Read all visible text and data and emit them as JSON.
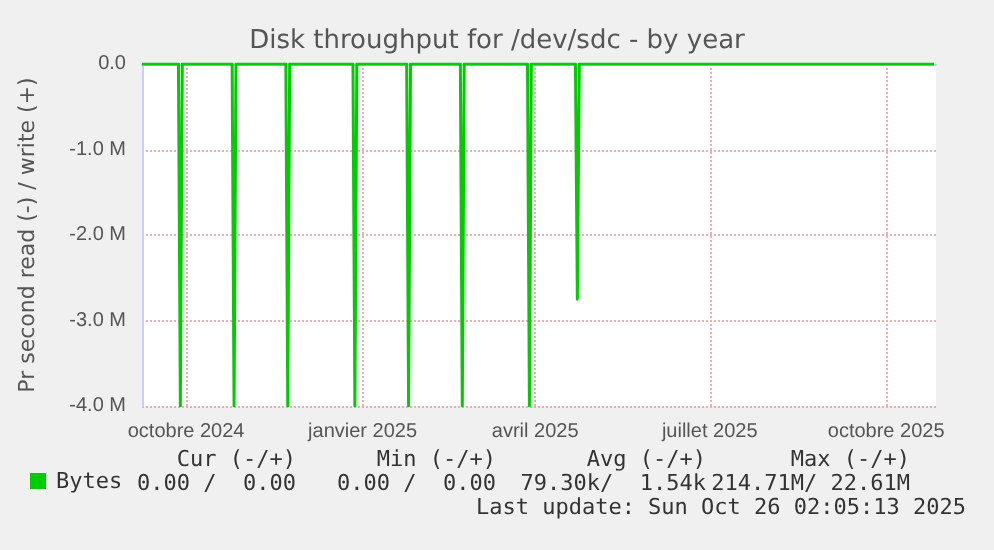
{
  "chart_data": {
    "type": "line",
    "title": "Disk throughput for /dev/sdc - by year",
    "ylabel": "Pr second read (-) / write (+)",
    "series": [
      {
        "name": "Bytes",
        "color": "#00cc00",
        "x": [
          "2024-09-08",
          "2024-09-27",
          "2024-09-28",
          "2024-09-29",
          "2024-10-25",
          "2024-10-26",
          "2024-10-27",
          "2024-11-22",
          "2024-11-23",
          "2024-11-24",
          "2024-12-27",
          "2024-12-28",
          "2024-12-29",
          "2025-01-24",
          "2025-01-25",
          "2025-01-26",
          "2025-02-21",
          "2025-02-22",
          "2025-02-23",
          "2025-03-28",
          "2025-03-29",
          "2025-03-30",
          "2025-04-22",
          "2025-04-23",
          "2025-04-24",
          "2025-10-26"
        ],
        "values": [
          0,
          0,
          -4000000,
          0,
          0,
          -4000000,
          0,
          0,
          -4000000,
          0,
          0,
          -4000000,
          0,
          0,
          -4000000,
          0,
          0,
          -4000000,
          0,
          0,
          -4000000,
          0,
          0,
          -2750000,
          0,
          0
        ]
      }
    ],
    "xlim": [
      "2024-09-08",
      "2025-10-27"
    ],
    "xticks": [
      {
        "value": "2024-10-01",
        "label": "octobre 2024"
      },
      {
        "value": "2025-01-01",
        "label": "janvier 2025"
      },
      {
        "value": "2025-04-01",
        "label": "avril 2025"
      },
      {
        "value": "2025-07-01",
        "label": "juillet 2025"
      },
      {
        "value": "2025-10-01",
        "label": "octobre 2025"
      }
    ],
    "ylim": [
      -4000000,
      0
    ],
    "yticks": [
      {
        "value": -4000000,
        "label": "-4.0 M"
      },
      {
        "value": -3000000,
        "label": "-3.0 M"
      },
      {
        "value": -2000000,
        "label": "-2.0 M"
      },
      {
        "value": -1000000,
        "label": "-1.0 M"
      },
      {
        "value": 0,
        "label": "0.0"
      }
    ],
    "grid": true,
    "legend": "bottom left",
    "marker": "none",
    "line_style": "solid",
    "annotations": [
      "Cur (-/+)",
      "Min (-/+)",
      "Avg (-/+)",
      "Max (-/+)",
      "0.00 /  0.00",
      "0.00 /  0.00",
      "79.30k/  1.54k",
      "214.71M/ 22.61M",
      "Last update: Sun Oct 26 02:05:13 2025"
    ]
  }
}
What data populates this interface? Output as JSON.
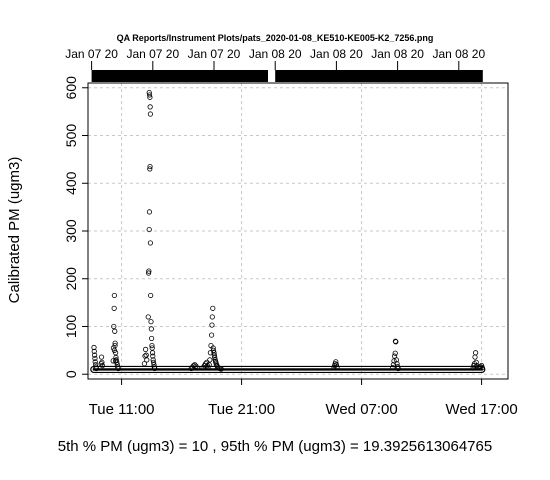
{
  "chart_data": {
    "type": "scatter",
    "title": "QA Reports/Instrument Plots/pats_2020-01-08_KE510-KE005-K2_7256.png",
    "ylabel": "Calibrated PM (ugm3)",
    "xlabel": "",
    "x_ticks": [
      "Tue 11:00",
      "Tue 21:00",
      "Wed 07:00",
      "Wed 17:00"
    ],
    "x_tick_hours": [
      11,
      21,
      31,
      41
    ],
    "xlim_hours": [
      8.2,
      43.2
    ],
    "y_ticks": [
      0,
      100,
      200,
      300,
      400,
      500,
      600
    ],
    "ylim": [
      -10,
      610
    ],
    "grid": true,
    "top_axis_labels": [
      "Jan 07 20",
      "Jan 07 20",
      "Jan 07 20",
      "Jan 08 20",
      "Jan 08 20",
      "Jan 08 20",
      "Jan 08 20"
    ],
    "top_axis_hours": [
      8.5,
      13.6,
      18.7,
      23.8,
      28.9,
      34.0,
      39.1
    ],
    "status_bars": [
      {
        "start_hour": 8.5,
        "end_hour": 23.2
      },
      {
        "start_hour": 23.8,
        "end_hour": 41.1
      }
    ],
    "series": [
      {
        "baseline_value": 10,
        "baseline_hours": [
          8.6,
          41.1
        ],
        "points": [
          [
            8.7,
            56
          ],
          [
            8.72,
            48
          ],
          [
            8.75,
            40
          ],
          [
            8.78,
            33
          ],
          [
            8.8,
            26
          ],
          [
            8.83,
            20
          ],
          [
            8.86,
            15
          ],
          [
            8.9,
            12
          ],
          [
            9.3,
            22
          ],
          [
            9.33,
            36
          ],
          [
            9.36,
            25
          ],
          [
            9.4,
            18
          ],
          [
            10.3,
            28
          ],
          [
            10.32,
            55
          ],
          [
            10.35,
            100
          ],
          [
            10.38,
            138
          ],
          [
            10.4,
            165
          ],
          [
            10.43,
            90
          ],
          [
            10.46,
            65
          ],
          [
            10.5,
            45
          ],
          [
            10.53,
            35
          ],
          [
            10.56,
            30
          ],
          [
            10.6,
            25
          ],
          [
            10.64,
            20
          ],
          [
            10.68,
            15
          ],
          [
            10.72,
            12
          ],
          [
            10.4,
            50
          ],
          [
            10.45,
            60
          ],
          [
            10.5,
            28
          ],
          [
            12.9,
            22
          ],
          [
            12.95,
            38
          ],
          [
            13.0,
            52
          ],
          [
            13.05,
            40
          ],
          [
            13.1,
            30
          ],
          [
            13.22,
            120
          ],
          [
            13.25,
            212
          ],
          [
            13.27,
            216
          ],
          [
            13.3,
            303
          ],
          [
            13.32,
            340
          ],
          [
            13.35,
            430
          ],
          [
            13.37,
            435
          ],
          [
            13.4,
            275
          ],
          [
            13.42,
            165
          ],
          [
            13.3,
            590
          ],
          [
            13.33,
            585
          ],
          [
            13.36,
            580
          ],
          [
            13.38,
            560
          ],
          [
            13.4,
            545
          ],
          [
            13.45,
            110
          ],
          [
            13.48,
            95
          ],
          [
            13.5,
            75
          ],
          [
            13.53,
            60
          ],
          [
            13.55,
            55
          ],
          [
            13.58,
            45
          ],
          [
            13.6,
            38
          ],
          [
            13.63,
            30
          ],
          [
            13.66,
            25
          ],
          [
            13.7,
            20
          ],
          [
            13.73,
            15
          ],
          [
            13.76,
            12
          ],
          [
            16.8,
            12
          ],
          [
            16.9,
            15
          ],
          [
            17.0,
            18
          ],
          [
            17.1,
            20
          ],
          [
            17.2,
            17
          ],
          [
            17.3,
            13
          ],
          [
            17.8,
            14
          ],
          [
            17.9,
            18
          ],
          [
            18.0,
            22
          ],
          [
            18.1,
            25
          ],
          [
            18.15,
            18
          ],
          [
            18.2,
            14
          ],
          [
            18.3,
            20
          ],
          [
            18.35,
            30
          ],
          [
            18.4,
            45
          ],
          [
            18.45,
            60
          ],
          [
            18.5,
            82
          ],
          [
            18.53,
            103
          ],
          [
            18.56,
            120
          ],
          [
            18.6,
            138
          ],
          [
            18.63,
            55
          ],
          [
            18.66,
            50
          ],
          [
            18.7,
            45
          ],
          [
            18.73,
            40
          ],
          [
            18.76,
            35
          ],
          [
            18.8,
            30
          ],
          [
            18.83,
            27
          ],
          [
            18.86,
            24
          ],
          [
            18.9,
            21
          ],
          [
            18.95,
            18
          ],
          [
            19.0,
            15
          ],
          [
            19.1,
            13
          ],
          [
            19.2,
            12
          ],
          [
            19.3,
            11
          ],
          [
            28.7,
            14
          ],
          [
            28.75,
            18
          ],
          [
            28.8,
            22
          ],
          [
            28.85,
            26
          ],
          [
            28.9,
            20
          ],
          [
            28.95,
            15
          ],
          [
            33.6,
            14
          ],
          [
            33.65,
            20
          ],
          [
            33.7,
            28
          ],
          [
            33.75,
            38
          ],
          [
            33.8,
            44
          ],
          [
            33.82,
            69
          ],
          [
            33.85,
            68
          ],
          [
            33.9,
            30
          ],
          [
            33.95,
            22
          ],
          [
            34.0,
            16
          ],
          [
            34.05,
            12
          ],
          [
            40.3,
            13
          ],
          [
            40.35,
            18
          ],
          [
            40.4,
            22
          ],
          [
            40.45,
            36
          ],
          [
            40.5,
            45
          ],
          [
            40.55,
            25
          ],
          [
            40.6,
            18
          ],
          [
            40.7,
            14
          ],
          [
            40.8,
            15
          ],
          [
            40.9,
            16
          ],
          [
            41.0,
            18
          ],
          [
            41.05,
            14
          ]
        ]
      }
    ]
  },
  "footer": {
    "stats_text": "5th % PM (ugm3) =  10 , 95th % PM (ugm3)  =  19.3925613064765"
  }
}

..........

Problem description: Filter the entries down to the lines containing "octobre". Copy each of those lines.

Response:
        "label": "octobre 2024"
        "label": "octobre 2025"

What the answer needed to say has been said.